* TASK INSTRUCTIONS: Write out all the data again, exactly as it stands.

═══ RECORDS SUPPLIED

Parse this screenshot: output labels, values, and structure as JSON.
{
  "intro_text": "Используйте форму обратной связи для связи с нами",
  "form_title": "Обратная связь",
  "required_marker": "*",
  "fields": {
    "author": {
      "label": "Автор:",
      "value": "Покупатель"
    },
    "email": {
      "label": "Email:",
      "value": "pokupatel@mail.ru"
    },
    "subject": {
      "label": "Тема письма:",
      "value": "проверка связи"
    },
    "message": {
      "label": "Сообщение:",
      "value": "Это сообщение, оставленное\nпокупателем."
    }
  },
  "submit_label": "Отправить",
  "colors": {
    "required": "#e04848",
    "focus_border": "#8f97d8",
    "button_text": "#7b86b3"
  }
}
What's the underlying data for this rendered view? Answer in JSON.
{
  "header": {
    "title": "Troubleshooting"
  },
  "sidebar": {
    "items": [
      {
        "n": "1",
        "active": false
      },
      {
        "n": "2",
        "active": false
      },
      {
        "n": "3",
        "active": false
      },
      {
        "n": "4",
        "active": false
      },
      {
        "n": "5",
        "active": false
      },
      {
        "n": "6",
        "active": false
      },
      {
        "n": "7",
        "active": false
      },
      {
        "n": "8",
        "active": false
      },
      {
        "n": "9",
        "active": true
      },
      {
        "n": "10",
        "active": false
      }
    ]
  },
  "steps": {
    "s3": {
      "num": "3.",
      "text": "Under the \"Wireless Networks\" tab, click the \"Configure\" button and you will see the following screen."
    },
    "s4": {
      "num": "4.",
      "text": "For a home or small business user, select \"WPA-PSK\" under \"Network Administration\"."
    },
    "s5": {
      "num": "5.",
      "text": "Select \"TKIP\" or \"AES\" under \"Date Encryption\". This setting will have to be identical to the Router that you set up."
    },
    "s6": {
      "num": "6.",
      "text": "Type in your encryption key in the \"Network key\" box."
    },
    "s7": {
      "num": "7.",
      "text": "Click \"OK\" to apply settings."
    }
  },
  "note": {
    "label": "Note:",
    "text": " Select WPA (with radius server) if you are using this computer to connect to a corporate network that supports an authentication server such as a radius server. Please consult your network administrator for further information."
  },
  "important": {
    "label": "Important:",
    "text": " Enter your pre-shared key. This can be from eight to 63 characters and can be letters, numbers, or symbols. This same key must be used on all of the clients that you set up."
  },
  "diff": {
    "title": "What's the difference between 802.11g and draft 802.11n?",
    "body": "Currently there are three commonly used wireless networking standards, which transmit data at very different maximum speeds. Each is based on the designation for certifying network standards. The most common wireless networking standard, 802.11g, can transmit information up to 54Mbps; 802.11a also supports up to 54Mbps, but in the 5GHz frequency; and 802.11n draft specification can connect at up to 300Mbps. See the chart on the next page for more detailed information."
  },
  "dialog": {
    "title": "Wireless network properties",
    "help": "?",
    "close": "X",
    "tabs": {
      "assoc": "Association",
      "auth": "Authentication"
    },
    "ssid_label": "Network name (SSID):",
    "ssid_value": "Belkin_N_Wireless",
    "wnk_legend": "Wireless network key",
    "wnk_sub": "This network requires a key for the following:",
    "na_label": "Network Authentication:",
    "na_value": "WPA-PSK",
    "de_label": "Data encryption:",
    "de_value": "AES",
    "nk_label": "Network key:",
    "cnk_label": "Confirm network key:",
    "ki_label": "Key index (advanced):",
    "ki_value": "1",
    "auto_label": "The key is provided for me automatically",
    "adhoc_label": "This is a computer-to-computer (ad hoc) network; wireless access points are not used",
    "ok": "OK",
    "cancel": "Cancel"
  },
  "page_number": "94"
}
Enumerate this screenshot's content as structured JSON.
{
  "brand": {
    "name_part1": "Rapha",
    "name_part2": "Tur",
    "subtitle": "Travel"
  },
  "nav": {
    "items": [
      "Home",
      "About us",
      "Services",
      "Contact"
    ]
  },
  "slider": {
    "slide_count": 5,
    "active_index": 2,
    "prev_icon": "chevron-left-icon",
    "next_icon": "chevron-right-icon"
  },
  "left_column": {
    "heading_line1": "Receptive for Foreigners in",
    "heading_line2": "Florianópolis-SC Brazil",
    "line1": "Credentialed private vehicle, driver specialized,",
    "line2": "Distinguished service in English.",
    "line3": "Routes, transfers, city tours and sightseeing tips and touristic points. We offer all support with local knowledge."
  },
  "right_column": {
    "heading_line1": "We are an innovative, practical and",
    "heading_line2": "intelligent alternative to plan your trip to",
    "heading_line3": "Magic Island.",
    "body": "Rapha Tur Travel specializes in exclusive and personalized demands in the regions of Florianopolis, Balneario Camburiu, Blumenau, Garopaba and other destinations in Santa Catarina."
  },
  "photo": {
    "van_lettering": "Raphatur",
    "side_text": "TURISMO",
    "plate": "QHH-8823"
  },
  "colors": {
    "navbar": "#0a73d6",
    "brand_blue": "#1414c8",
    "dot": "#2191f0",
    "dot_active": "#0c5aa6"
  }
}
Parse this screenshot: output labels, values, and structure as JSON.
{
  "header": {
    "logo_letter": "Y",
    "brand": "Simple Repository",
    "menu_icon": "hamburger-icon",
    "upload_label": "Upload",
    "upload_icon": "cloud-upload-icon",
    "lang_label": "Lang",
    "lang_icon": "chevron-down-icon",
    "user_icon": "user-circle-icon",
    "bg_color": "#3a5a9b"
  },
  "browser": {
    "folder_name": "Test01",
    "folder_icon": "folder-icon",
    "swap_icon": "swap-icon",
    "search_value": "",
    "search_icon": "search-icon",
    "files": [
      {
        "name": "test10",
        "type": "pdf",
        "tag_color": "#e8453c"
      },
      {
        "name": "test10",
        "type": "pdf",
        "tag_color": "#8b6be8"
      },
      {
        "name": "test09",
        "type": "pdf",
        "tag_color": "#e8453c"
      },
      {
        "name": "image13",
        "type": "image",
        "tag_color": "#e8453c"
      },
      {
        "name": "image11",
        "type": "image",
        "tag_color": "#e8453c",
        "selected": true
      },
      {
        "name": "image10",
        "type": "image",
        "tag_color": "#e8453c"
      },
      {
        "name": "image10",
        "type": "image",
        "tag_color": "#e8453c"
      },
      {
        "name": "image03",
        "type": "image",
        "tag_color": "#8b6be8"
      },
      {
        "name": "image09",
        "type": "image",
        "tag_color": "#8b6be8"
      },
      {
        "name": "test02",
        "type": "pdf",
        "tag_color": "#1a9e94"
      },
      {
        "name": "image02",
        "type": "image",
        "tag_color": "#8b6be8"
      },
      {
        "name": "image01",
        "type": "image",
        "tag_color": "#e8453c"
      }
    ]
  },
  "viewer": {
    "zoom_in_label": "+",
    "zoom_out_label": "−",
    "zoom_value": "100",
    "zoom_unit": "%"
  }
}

══════

* ANSWER:
Parse this screenshot: output labels, values, and structure as JSON.
{
  "intro_text": "Используйте форму обратной связи для связи с нами",
  "form_title": "Обратная связь",
  "required_marker": "*",
  "fields": {
    "author": {
      "label": "Автор:",
      "value": "Покупатель"
    },
    "email": {
      "label": "Email:",
      "value": "pokupatel@mail.ru"
    },
    "subject": {
      "label": "Тема письма:",
      "value": "проверка связи"
    },
    "message": {
      "label": "Сообщение:",
      "value": "Это сообщение, оставленное\nпокупателем."
    }
  },
  "submit_label": "Отправить",
  "colors": {
    "required": "#e04848",
    "focus_border": "#8f97d8",
    "button_text": "#7b86b3"
  }
}
What's the underlying data for this rendered view? Answer in JSON.
{
  "header": {
    "title": "Troubleshooting"
  },
  "sidebar": {
    "items": [
      {
        "n": "1",
        "active": false
      },
      {
        "n": "2",
        "active": false
      },
      {
        "n": "3",
        "active": false
      },
      {
        "n": "4",
        "active": false
      },
      {
        "n": "5",
        "active": false
      },
      {
        "n": "6",
        "active": false
      },
      {
        "n": "7",
        "active": false
      },
      {
        "n": "8",
        "active": false
      },
      {
        "n": "9",
        "active": true
      },
      {
        "n": "10",
        "active": false
      }
    ]
  },
  "steps": {
    "s3": {
      "num": "3.",
      "text": "Under the \"Wireless Networks\" tab, click the \"Configure\" button and you will see the following screen."
    },
    "s4": {
      "num": "4.",
      "text": "For a home or small business user, select \"WPA-PSK\" under \"Network Administration\"."
    },
    "s5": {
      "num": "5.",
      "text": "Select \"TKIP\" or \"AES\" under \"Date Encryption\". This setting will have to be identical to the Router that you set up."
    },
    "s6": {
      "num": "6.",
      "text": "Type in your encryption key in the \"Network key\" box."
    },
    "s7": {
      "num": "7.",
      "text": "Click \"OK\" to apply settings."
    }
  },
  "note": {
    "label": "Note:",
    "text": " Select WPA (with radius server) if you are using this computer to connect to a corporate network that supports an authentication server such as a radius server. Please consult your network administrator for further information."
  },
  "important": {
    "label": "Important:",
    "text": " Enter your pre-shared key. This can be from eight to 63 characters and can be letters, numbers, or symbols. This same key must be used on all of the clients that you set up."
  },
  "diff": {
    "title": "What's the difference between 802.11g and draft 802.11n?",
    "body": "Currently there are three commonly used wireless networking standards, which transmit data at very different maximum speeds. Each is based on the designation for certifying network standards. The most common wireless networking standard, 802.11g, can transmit information up to 54Mbps; 802.11a also supports up to 54Mbps, but in the 5GHz frequency; and 802.11n draft specification can connect at up to 300Mbps. See the chart on the next page for more detailed information."
  },
  "dialog": {
    "title": "Wireless network properties",
    "help": "?",
    "close": "X",
    "tabs": {
      "assoc": "Association",
      "auth": "Authentication"
    },
    "ssid_label": "Network name (SSID):",
    "ssid_value": "Belkin_N_Wireless",
    "wnk_legend": "Wireless network key",
    "wnk_sub": "This network requires a key for the following:",
    "na_label": "Network Authentication:",
    "na_value": "WPA-PSK",
    "de_label": "Data encryption:",
    "de_value": "AES",
    "nk_label": "Network key:",
    "cnk_label": "Confirm network key:",
    "ki_label": "Key index (advanced):",
    "ki_value": "1",
    "auto_label": "The key is provided for me automatically",
    "adhoc_label": "This is a computer-to-computer (ad hoc) network; wireless access points are not used",
    "ok": "OK",
    "cancel": "Cancel"
  },
  "page_number": "94"
}
Enumerate this screenshot's content as structured JSON.
{
  "brand": {
    "name_part1": "Rapha",
    "name_part2": "Tur",
    "subtitle": "Travel"
  },
  "nav": {
    "items": [
      "Home",
      "About us",
      "Services",
      "Contact"
    ]
  },
  "slider": {
    "slide_count": 5,
    "active_index": 2,
    "prev_icon": "chevron-left-icon",
    "next_icon": "chevron-right-icon"
  },
  "left_column": {
    "heading_line1": "Receptive for Foreigners in",
    "heading_line2": "Florianópolis-SC Brazil",
    "line1": "Credentialed private vehicle, driver specialized,",
    "line2": "Distinguished service in English.",
    "line3": "Routes, transfers, city tours and sightseeing tips and touristic points. We offer all support with local knowledge."
  },
  "right_column": {
    "heading_line1": "We are an innovative, practical and",
    "heading_line2": "intelligent alternative to plan your trip to",
    "heading_line3": "Magic Island.",
    "body": "Rapha Tur Travel specializes in exclusive and personalized demands in the regions of Florianopolis, Balneario Camburiu, Blumenau, Garopaba and other destinations in Santa Catarina."
  },
  "photo": {
    "van_lettering": "Raphatur",
    "side_text": "TURISMO",
    "plate": "QHH-8823"
  },
  "colors": {
    "navbar": "#0a73d6",
    "brand_blue": "#1414c8",
    "dot": "#2191f0",
    "dot_active": "#0c5aa6"
  }
}
Parse this screenshot: output labels, values, and structure as JSON.
{
  "header": {
    "logo_letter": "Y",
    "brand": "Simple Repository",
    "menu_icon": "hamburger-icon",
    "upload_label": "Upload",
    "upload_icon": "cloud-upload-icon",
    "lang_label": "Lang",
    "lang_icon": "chevron-down-icon",
    "user_icon": "user-circle-icon",
    "bg_color": "#3a5a9b"
  },
  "browser": {
    "folder_name": "Test01",
    "folder_icon": "folder-icon",
    "swap_icon": "swap-icon",
    "search_value": "",
    "search_icon": "search-icon",
    "files": [
      {
        "name": "test10",
        "type": "pdf",
        "tag_color": "#e8453c"
      },
      {
        "name": "test10",
        "type": "pdf",
        "tag_color": "#8b6be8"
      },
      {
        "name": "test09",
        "type": "pdf",
        "tag_color": "#e8453c"
      },
      {
        "name": "image13",
        "type": "image",
        "tag_color": "#e8453c"
      },
      {
        "name": "image11",
        "type": "image",
        "tag_color": "#e8453c",
        "selected": true
      },
      {
        "name": "image10",
        "type": "image",
        "tag_color": "#e8453c"
      },
      {
        "name": "image10",
        "type": "image",
        "tag_color": "#e8453c"
      },
      {
        "name": "image03",
        "type": "image",
        "tag_color": "#8b6be8"
      },
      {
        "name": "image09",
        "type": "image",
        "tag_color": "#8b6be8"
      },
      {
        "name": "test02",
        "type": "pdf",
        "tag_color": "#1a9e94"
      },
      {
        "name": "image02",
        "type": "image",
        "tag_color": "#8b6be8"
      },
      {
        "name": "image01",
        "type": "image",
        "tag_color": "#e8453c"
      }
    ]
  },
  "viewer": {
    "zoom_in_label": "+",
    "zoom_out_label": "−",
    "zoom_value": "100",
    "zoom_unit": "%"
  }
}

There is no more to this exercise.